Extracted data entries
════

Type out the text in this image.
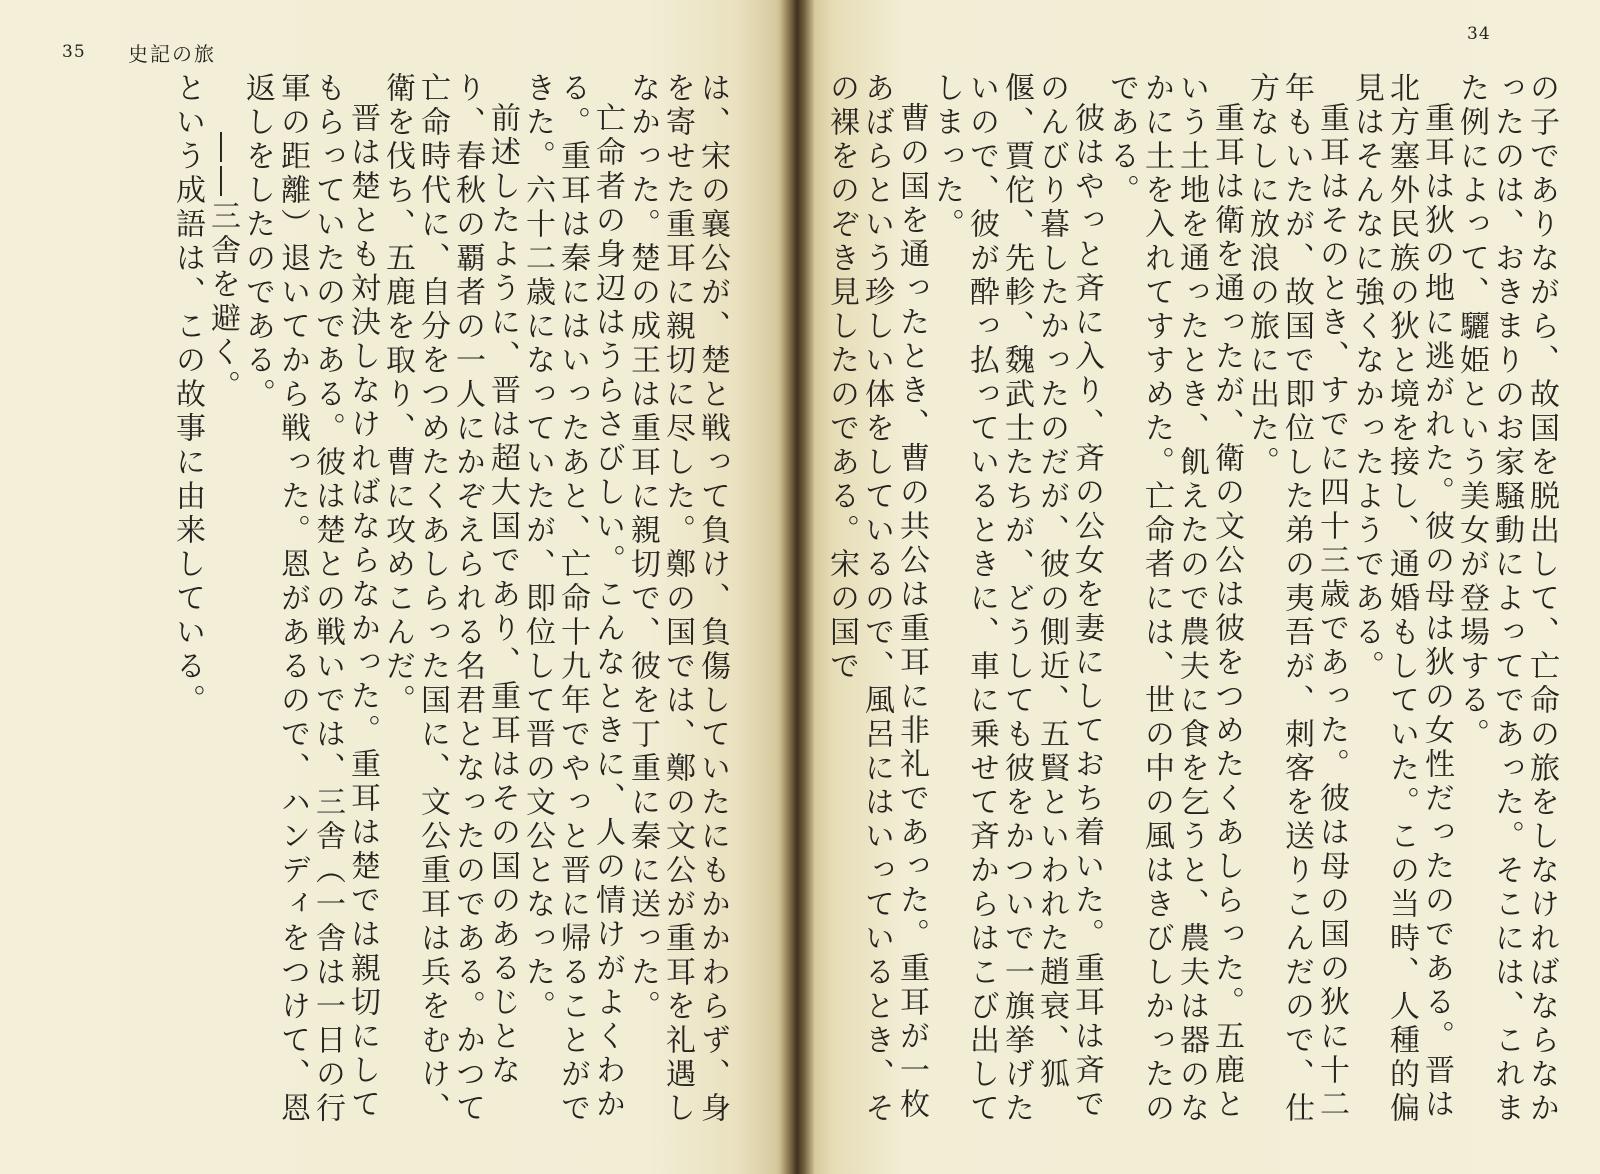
35 史記の旅

は、宋の襄公が、楚と戦って負け、負傷していたにもかかわらず、身を寄せた重耳に親切に尽した。鄭の国では、鄭の文公が重耳を礼遇しなかった。楚の成王は重耳に親切で、彼を丁重に秦に送った。

亡命者の身辺はうらさびしい。こんなときに、人の情けがよくわかる。重耳は秦にはいったあと、亡命十九年でやっと晋に帰ることができた。六十二歳になっていたが、即位して晋の文公となった。

前述したように、晋は超大国であり、重耳はその国のあるじとなり、春秋の覇者の一人にかぞえられる名君となったのである。かつて亡命時代に、自分をつめたくあしらった国に、文公重耳は兵をむけ、衛を伐ち、五鹿を取り、曹に攻めこんだ。

晋は楚とも対決しなければならなかった。重耳は楚では親切にしてもらっていたのである。彼は楚との戦いでは、三舎（一舎は一日の行軍の距離）退いてから戦った。恩があるので、ハンディをつけて、恩返しをしたのである。

――三舎を避く。

という成語は、この故事に由来している。

34

の子でありながら、故国を脱出して、亡命の旅をしなければならなかったのは、おきまりのお家騒動によってであった。そこには、これまた例によって、驪姫という美女が登場する。

重耳は狄の地に逃がれた。彼の母は狄の女性だったのである。晋は北方塞外民族の狄と境を接し、通婚もしていた。この当時、人種的偏見はそんなに強くなかったようである。

重耳はそのとき、すでに四十三歳であった。彼は母の国の狄に十二年もいたが、故国で即位した弟の夷吾が、刺客を送りこんだので、仕方なしに放浪の旅に出た。

重耳は衛を通ったが、衛の文公は彼をつめたくあしらった。五鹿という土地を通ったとき、飢えたので農夫に食を乞うと、農夫は器のなかに土を入れてすすめた。亡命者には、世の中の風はきびしかったのである。

彼はやっと斉に入り、斉の公女を妻にしておち着いた。重耳は斉でのんびり暮したかったのだが、彼の側近、五賢といわれた趙衰、狐偃、賈佗、先軫、魏武士たちが、どうしても彼をかついで一旗挙げたいので、彼が酔っ払っているときに、車に乗せて斉からはこび出してしまった。

曹の国を通ったとき、曹の共公は重耳に非礼であった。重耳が一枚あばらという珍しい体をしているので、風呂にはいっているとき、その裸をのぞき見したのである。宋の国で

════

Repeat all the records above exactly, leaving out any pictures.

Type out the text in this image.
35 史記の旅

は、宋の襄公が、楚と戦って負け、負傷していたにもかかわらず、身を寄せた重耳に親切に尽した。鄭の国では、鄭の文公が重耳を礼遇しなかった。楚の成王は重耳に親切で、彼を丁重に秦に送った。

亡命者の身辺はうらさびしい。こんなときに、人の情けがよくわかる。重耳は秦にはいったあと、亡命十九年でやっと晋に帰ることができた。六十二歳になっていたが、即位して晋の文公となった。

前述したように、晋は超大国であり、重耳はその国のあるじとなり、春秋の覇者の一人にかぞえられる名君となったのである。かつて亡命時代に、自分をつめたくあしらった国に、文公重耳は兵をむけ、衛を伐ち、五鹿を取り、曹に攻めこんだ。

晋は楚とも対決しなければならなかった。重耳は楚では親切にしてもらっていたのである。彼は楚との戦いでは、三舎（一舎は一日の行軍の距離）退いてから戦った。恩があるので、ハンディをつけて、恩返しをしたのである。

――三舎を避く。

という成語は、この故事に由来している。

34

の子でありながら、故国を脱出して、亡命の旅をしなければならなかったのは、おきまりのお家騒動によってであった。そこには、これまた例によって、驪姫という美女が登場する。

重耳は狄の地に逃がれた。彼の母は狄の女性だったのである。晋は北方塞外民族の狄と境を接し、通婚もしていた。この当時、人種的偏見はそんなに強くなかったようである。

重耳はそのとき、すでに四十三歳であった。彼は母の国の狄に十二年もいたが、故国で即位した弟の夷吾が、刺客を送りこんだので、仕方なしに放浪の旅に出た。

重耳は衛を通ったが、衛の文公は彼をつめたくあしらった。五鹿という土地を通ったとき、飢えたので農夫に食を乞うと、農夫は器のなかに土を入れてすすめた。亡命者には、世の中の風はきびしかったのである。

彼はやっと斉に入り、斉の公女を妻にしておち着いた。重耳は斉でのんびり暮したかったのだが、彼の側近、五賢といわれた趙衰、狐偃、賈佗、先軫、魏武士たちが、どうしても彼をかついで一旗挙げたいので、彼が酔っ払っているときに、車に乗せて斉からはこび出してしまった。

曹の国を通ったとき、曹の共公は重耳に非礼であった。重耳が一枚あばらという珍しい体をしているので、風呂にはいっているとき、その裸をのぞき見したのである。宋の国で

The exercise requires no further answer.